<<<<

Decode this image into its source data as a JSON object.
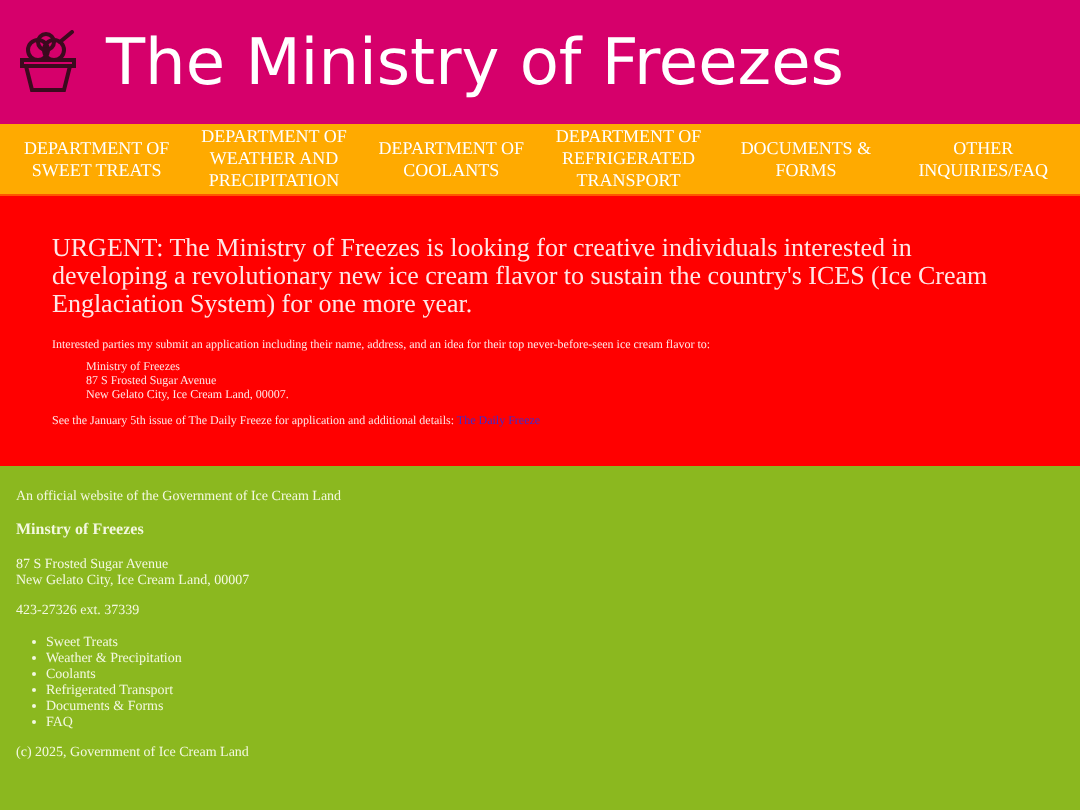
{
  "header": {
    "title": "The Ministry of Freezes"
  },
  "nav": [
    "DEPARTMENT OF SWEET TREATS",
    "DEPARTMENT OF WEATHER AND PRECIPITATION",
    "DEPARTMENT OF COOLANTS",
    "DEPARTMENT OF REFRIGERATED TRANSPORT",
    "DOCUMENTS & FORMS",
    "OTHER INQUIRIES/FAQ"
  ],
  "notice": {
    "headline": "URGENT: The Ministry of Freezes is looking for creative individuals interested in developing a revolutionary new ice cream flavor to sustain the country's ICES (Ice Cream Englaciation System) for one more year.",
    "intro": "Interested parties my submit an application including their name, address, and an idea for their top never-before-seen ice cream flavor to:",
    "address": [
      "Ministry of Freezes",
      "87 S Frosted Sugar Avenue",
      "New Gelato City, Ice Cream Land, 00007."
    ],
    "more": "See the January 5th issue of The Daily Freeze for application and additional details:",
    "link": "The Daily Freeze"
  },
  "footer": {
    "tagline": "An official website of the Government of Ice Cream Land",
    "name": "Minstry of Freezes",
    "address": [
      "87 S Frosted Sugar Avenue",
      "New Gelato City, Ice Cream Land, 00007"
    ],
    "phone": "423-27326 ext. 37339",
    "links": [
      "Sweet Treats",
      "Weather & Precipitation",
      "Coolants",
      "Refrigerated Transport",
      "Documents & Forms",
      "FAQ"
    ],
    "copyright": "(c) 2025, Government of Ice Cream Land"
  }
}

>>>>
<<<<

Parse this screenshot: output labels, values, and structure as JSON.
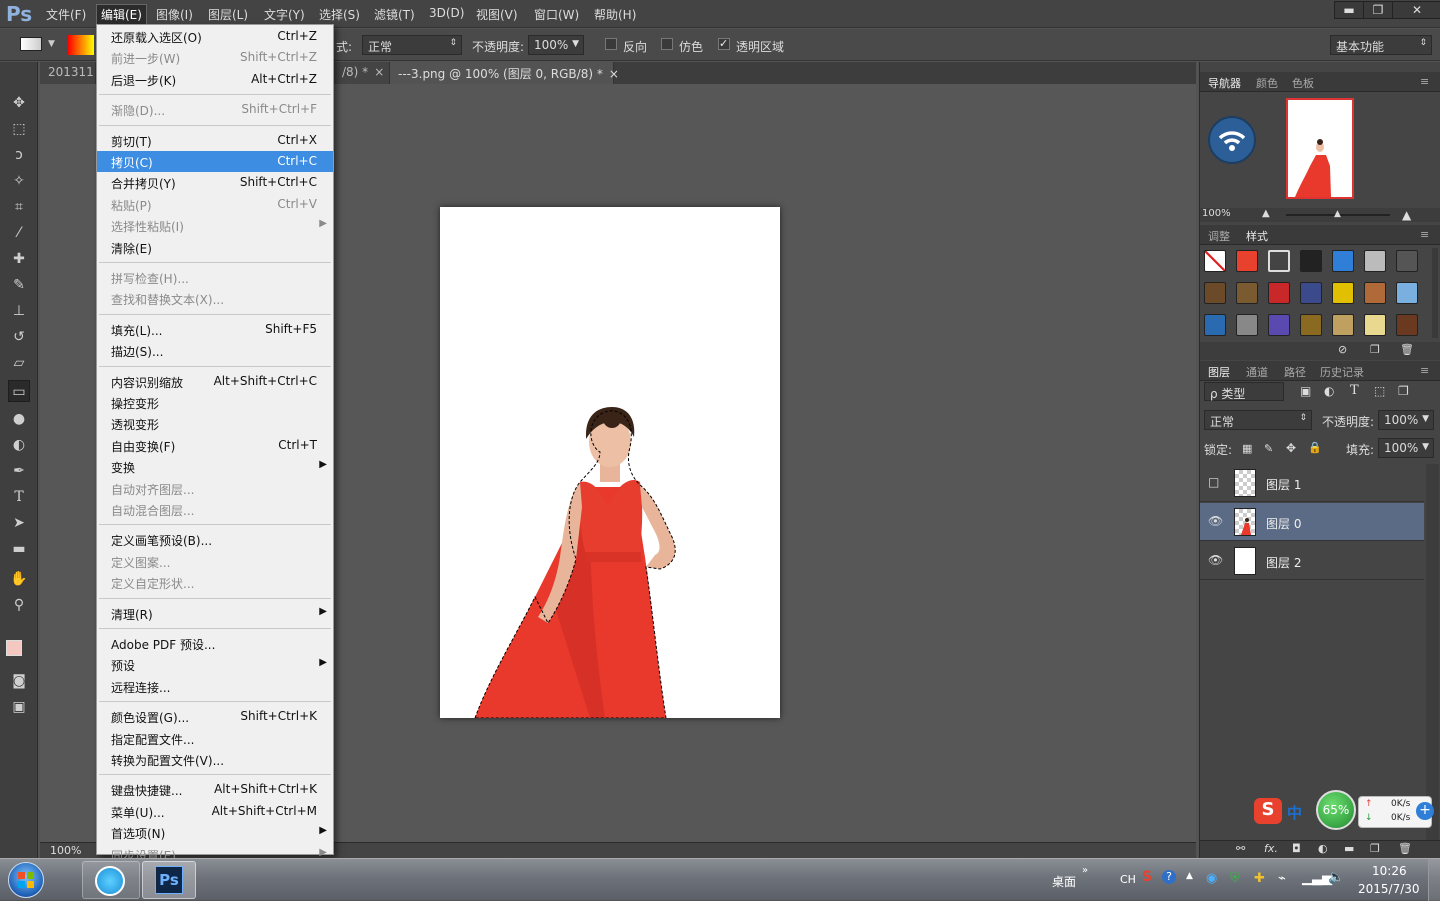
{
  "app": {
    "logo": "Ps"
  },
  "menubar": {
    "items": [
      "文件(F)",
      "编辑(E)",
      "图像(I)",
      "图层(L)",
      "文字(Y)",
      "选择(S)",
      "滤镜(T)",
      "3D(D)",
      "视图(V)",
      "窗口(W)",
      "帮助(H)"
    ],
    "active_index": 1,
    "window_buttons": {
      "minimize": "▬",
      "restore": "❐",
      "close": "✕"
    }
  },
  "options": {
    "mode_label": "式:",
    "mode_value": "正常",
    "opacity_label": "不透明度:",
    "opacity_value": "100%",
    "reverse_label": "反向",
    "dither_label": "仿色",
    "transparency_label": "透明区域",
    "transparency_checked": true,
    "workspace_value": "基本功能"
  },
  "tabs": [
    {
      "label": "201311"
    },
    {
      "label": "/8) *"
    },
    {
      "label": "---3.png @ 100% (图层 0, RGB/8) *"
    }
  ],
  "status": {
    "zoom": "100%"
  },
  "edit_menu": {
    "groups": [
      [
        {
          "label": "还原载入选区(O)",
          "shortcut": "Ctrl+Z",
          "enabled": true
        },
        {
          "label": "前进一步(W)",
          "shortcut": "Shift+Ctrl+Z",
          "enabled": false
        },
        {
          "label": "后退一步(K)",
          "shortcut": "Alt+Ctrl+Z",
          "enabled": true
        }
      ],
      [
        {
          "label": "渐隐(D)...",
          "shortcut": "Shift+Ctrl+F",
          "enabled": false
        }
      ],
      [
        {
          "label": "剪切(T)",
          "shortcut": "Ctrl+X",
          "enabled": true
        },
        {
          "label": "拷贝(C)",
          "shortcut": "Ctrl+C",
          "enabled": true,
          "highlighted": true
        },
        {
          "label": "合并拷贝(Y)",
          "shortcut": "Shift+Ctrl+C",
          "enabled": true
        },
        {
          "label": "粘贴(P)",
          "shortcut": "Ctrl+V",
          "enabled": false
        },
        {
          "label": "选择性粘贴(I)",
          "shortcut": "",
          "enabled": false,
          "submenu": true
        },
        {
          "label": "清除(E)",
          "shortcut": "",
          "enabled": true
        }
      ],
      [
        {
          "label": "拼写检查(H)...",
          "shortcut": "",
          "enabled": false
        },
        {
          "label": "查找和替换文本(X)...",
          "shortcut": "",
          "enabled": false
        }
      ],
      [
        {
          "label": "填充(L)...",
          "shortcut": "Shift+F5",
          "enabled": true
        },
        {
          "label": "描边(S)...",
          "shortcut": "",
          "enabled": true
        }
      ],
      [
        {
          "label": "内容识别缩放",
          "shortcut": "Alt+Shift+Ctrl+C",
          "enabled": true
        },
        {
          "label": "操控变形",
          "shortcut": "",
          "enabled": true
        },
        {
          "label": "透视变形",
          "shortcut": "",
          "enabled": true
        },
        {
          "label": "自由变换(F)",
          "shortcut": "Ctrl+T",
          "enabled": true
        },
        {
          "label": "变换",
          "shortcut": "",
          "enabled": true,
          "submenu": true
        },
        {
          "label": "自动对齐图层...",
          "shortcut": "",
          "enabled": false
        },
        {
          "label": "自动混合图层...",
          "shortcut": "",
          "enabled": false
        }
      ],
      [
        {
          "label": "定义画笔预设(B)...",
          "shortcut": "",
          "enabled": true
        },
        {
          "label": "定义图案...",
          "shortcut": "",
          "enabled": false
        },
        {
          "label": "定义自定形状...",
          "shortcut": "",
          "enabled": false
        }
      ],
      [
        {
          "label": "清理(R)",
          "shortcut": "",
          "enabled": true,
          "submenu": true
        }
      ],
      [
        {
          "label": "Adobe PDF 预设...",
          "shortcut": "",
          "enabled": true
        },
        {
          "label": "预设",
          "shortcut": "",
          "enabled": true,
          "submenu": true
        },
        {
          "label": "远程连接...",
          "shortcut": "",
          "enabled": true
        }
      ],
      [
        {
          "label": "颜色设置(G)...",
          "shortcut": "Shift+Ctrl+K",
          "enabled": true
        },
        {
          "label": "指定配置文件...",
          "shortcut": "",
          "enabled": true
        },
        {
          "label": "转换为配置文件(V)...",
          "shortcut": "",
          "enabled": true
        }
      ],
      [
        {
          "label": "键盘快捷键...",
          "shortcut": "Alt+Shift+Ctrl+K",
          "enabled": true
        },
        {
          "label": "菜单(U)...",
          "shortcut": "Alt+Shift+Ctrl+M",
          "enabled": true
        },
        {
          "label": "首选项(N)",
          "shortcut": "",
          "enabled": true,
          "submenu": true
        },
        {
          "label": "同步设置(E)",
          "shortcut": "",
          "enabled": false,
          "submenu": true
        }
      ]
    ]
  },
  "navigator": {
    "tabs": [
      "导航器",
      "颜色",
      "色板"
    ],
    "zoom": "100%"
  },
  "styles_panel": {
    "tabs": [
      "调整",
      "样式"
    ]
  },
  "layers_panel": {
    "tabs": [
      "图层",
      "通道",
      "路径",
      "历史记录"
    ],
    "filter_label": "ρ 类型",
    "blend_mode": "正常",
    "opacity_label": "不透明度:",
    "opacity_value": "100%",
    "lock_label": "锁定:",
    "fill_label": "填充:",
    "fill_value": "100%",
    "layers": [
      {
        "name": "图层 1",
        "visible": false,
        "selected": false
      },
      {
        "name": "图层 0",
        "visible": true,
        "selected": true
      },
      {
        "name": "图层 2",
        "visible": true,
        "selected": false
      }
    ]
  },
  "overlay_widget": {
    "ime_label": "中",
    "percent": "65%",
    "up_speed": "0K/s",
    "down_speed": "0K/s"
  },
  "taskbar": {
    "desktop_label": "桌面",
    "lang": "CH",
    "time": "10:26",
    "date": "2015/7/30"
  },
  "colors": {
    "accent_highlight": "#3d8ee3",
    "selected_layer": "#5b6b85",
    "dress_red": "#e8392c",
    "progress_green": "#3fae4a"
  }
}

>>>>

Which lines hold the string "more"? List them all.

    "headline": "URGENT: The Ministry of Freezes is looking for creative individuals interested in developing a revolutionary new ice cream flavor to sustain the country's ICES (Ice Cream Englaciation System) for one more year.",
    "more": "See the January 5th issue of The Daily Freeze for application and additional details:",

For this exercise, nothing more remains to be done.